> [Given request]: Word for word, quote all of the material, omitting the pictures.

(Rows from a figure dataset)
++++

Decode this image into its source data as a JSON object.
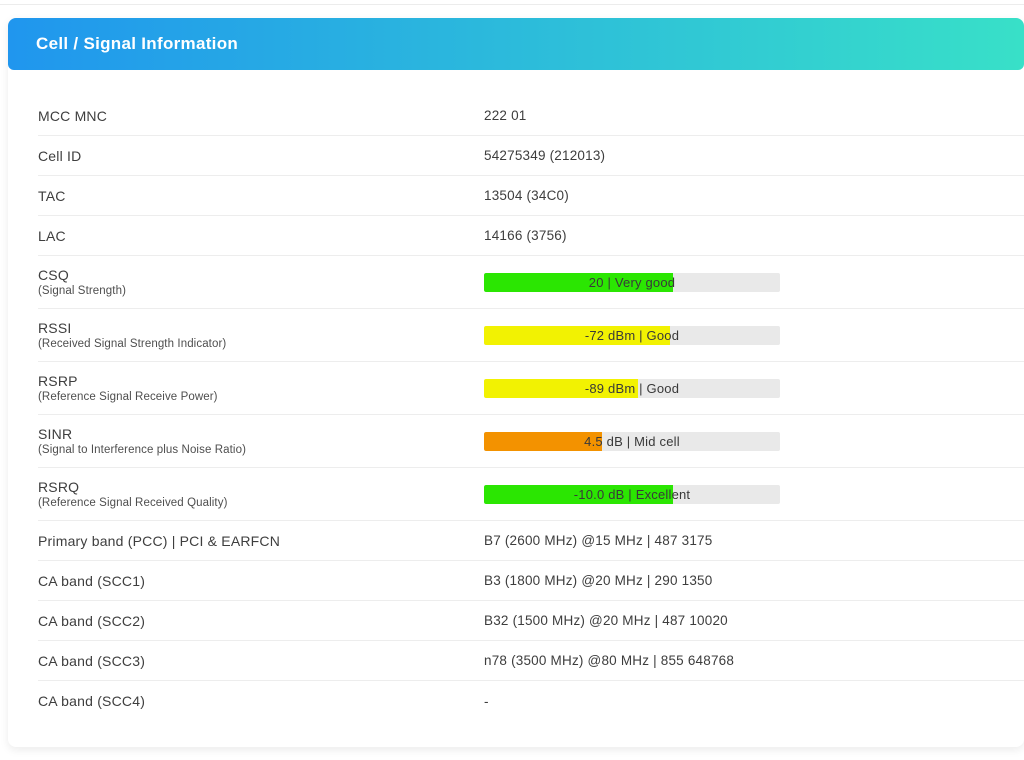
{
  "header": {
    "title": "Cell / Signal Information",
    "gradient_left": "#2096ee",
    "gradient_right": "#38e0c8"
  },
  "colors": {
    "track": "#e9e9e9",
    "good_green": "#2be602",
    "mid_yellow": "#f2f202",
    "low_orange": "#f39200"
  },
  "rows": [
    {
      "type": "text",
      "label": "MCC MNC",
      "value": "222 01"
    },
    {
      "type": "text",
      "label": "Cell ID",
      "value": "54275349 (212013)"
    },
    {
      "type": "text",
      "label": "TAC",
      "value": "13504 (34C0)"
    },
    {
      "type": "text",
      "label": "LAC",
      "value": "14166 (3756)"
    },
    {
      "type": "bar",
      "label": "CSQ",
      "sublabel": "(Signal Strength)",
      "value": "20 | Very good",
      "percent": 64,
      "color": "#2be602"
    },
    {
      "type": "bar",
      "label": "RSSI",
      "sublabel": "(Received Signal Strength Indicator)",
      "value": "-72 dBm | Good",
      "percent": 63,
      "color": "#f2f202"
    },
    {
      "type": "bar",
      "label": "RSRP",
      "sublabel": "(Reference Signal Receive Power)",
      "value": "-89 dBm | Good",
      "percent": 52,
      "color": "#f2f202"
    },
    {
      "type": "bar",
      "label": "SINR",
      "sublabel": "(Signal to Interference plus Noise Ratio)",
      "value": "4.5 dB | Mid cell",
      "percent": 40,
      "color": "#f39200"
    },
    {
      "type": "bar",
      "label": "RSRQ",
      "sublabel": "(Reference Signal Received Quality)",
      "value": "-10.0 dB | Excellent",
      "percent": 64,
      "color": "#2be602"
    },
    {
      "type": "text",
      "label": "Primary band (PCC) | PCI & EARFCN",
      "value": "B7 (2600 MHz) @15 MHz | 487 3175"
    },
    {
      "type": "text",
      "label": "CA band (SCC1)",
      "value": "B3 (1800 MHz) @20 MHz | 290 1350"
    },
    {
      "type": "text",
      "label": "CA band (SCC2)",
      "value": "B32 (1500 MHz) @20 MHz | 487 10020"
    },
    {
      "type": "text",
      "label": "CA band (SCC3)",
      "value": "n78 (3500 MHz) @80 MHz | 855 648768"
    },
    {
      "type": "text",
      "label": "CA band (SCC4)",
      "value": "-"
    }
  ]
}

++++

> [Task result]:
Decode this image into its source data as a JSON object.
{
  "header": {
    "title": "Cell / Signal Information",
    "gradient_left": "#2096ee",
    "gradient_right": "#38e0c8"
  },
  "colors": {
    "track": "#e9e9e9",
    "good_green": "#2be602",
    "mid_yellow": "#f2f202",
    "low_orange": "#f39200"
  },
  "rows": [
    {
      "type": "text",
      "label": "MCC MNC",
      "value": "222 01"
    },
    {
      "type": "text",
      "label": "Cell ID",
      "value": "54275349 (212013)"
    },
    {
      "type": "text",
      "label": "TAC",
      "value": "13504 (34C0)"
    },
    {
      "type": "text",
      "label": "LAC",
      "value": "14166 (3756)"
    },
    {
      "type": "bar",
      "label": "CSQ",
      "sublabel": "(Signal Strength)",
      "value": "20 | Very good",
      "percent": 64,
      "color": "#2be602"
    },
    {
      "type": "bar",
      "label": "RSSI",
      "sublabel": "(Received Signal Strength Indicator)",
      "value": "-72 dBm | Good",
      "percent": 63,
      "color": "#f2f202"
    },
    {
      "type": "bar",
      "label": "RSRP",
      "sublabel": "(Reference Signal Receive Power)",
      "value": "-89 dBm | Good",
      "percent": 52,
      "color": "#f2f202"
    },
    {
      "type": "bar",
      "label": "SINR",
      "sublabel": "(Signal to Interference plus Noise Ratio)",
      "value": "4.5 dB | Mid cell",
      "percent": 40,
      "color": "#f39200"
    },
    {
      "type": "bar",
      "label": "RSRQ",
      "sublabel": "(Reference Signal Received Quality)",
      "value": "-10.0 dB | Excellent",
      "percent": 64,
      "color": "#2be602"
    },
    {
      "type": "text",
      "label": "Primary band (PCC) | PCI & EARFCN",
      "value": "B7 (2600 MHz) @15 MHz | 487 3175"
    },
    {
      "type": "text",
      "label": "CA band (SCC1)",
      "value": "B3 (1800 MHz) @20 MHz | 290 1350"
    },
    {
      "type": "text",
      "label": "CA band (SCC2)",
      "value": "B32 (1500 MHz) @20 MHz | 487 10020"
    },
    {
      "type": "text",
      "label": "CA band (SCC3)",
      "value": "n78 (3500 MHz) @80 MHz | 855 648768"
    },
    {
      "type": "text",
      "label": "CA band (SCC4)",
      "value": "-"
    }
  ]
}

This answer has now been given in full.